Go through the entries below, tally each line with the string "KopDane", and give the final number by itself.

[BEGIN]

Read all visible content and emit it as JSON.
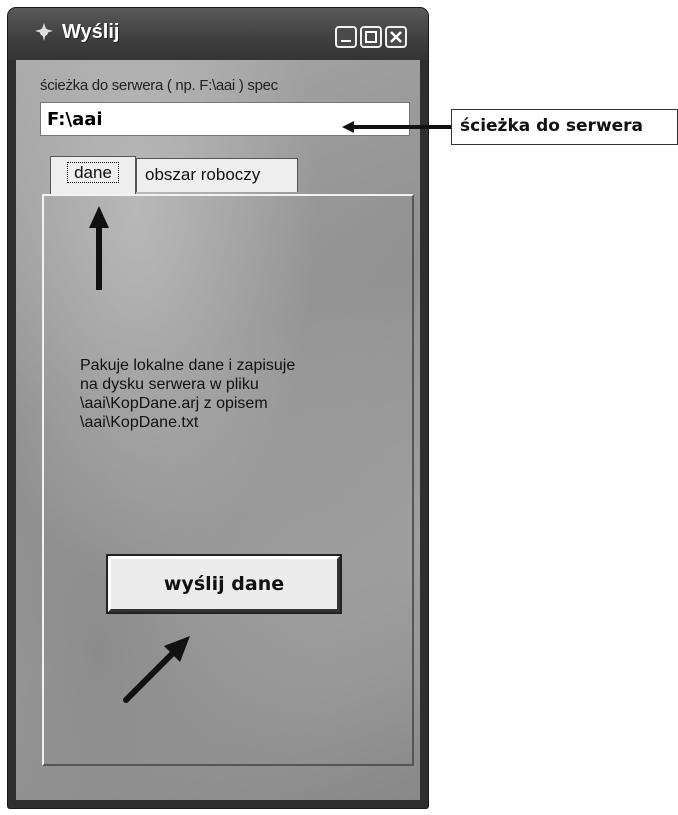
{
  "window": {
    "title": "Wyślij",
    "icons": {
      "app": "app-icon",
      "minimize": "minimize-icon",
      "maximize": "maximize-icon",
      "close": "close-icon"
    }
  },
  "server_path": {
    "label": "ścieżka do serwera ( np. F:\\aai )  spec",
    "value": "F:\\aai"
  },
  "tabs": [
    {
      "label": "dane",
      "active": true
    },
    {
      "label": "obszar roboczy",
      "active": false
    }
  ],
  "description": [
    "Pakuje lokalne dane i zapisuje",
    "na dysku serwera w pliku",
    "\\aai\\KopDane.arj z opisem",
    "\\aai\\KopDane.txt"
  ],
  "send_button": {
    "label": "wyślij dane"
  },
  "callout": {
    "label": "ścieżka do serwera"
  }
}
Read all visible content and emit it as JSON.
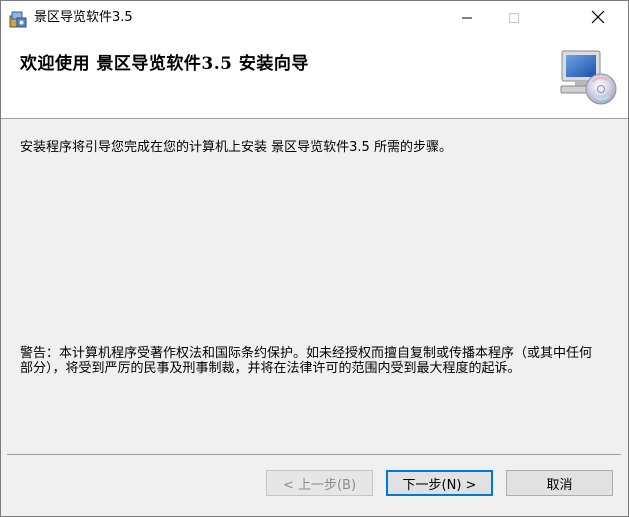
{
  "window": {
    "title": "景区导览软件3.5"
  },
  "header": {
    "title": "欢迎使用 景区导览软件3.5 安装向导"
  },
  "content": {
    "intro": "安装程序将引导您完成在您的计算机上安装 景区导览软件3.5 所需的步骤。",
    "warning": "警告：本计算机程序受著作权法和国际条约保护。如未经授权而擅自复制或传播本程序（或其中任何部分），将受到严厉的民事及刑事制裁，并将在法律许可的范围内受到最大程度的起诉。"
  },
  "buttons": {
    "prev": "< 上一步(B)",
    "next": "下一步(N) >",
    "cancel": "取消"
  },
  "colors": {
    "accent": "#0078d7",
    "header_bg": "#ffffff",
    "body_bg": "#f0f0f0"
  },
  "icons": {
    "app": "installer-package-icon",
    "header": "computer-disc-icon"
  }
}
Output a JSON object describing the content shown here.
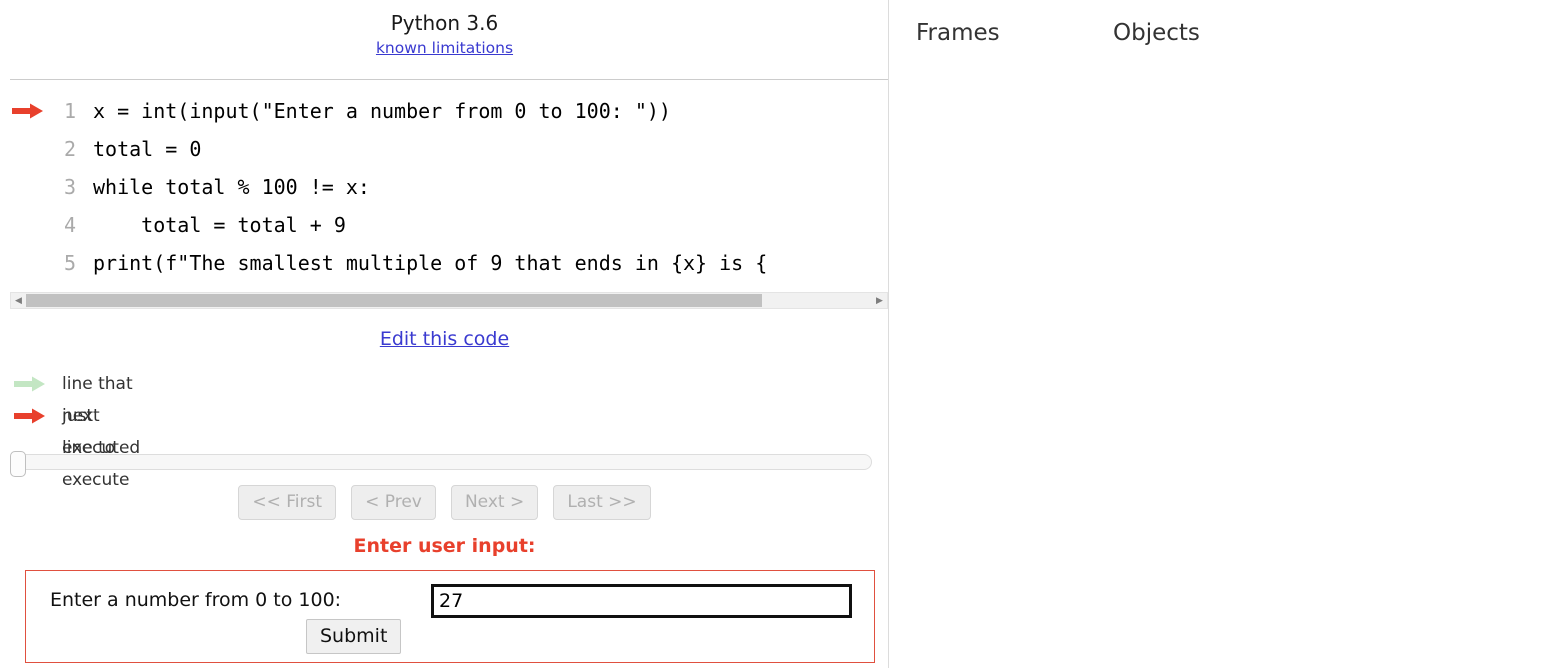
{
  "header": {
    "version_title": "Python 3.6",
    "limitations_link": "known limitations"
  },
  "code": {
    "lines": [
      {
        "number": "1",
        "text": "x = int(input(\"Enter a number from 0 to 100: \"))",
        "arrow": "next"
      },
      {
        "number": "2",
        "text": "total = 0",
        "arrow": "none"
      },
      {
        "number": "3",
        "text": "while total % 100 != x:",
        "arrow": "none"
      },
      {
        "number": "4",
        "text": "    total = total + 9",
        "arrow": "none"
      },
      {
        "number": "5",
        "text": "print(f\"The smallest multiple of 9 that ends in {x} is {",
        "arrow": "none"
      }
    ],
    "scroll_thumb_percent": "87"
  },
  "edit_link": "Edit this code",
  "legend": {
    "just_executed": "line that just executed",
    "next_line": "next line to execute"
  },
  "nav": {
    "first": "<< First",
    "prev": "< Prev",
    "next": "Next >",
    "last": "Last >>"
  },
  "user_input": {
    "title": "Enter user input:",
    "prompt": "Enter a number from 0 to 100:",
    "value": "27",
    "placeholder": "",
    "submit_label": "Submit"
  },
  "viz": {
    "frames_heading": "Frames",
    "objects_heading": "Objects"
  },
  "colors": {
    "next_arrow": "#e8402c",
    "executed_arrow": "#c3e6c3",
    "link": "#3a3ad0",
    "prompt_accent": "#e8402c",
    "lineno": "#aaaaaa",
    "divider": "#dcdcdc"
  }
}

[END]

### [Complete answer]
2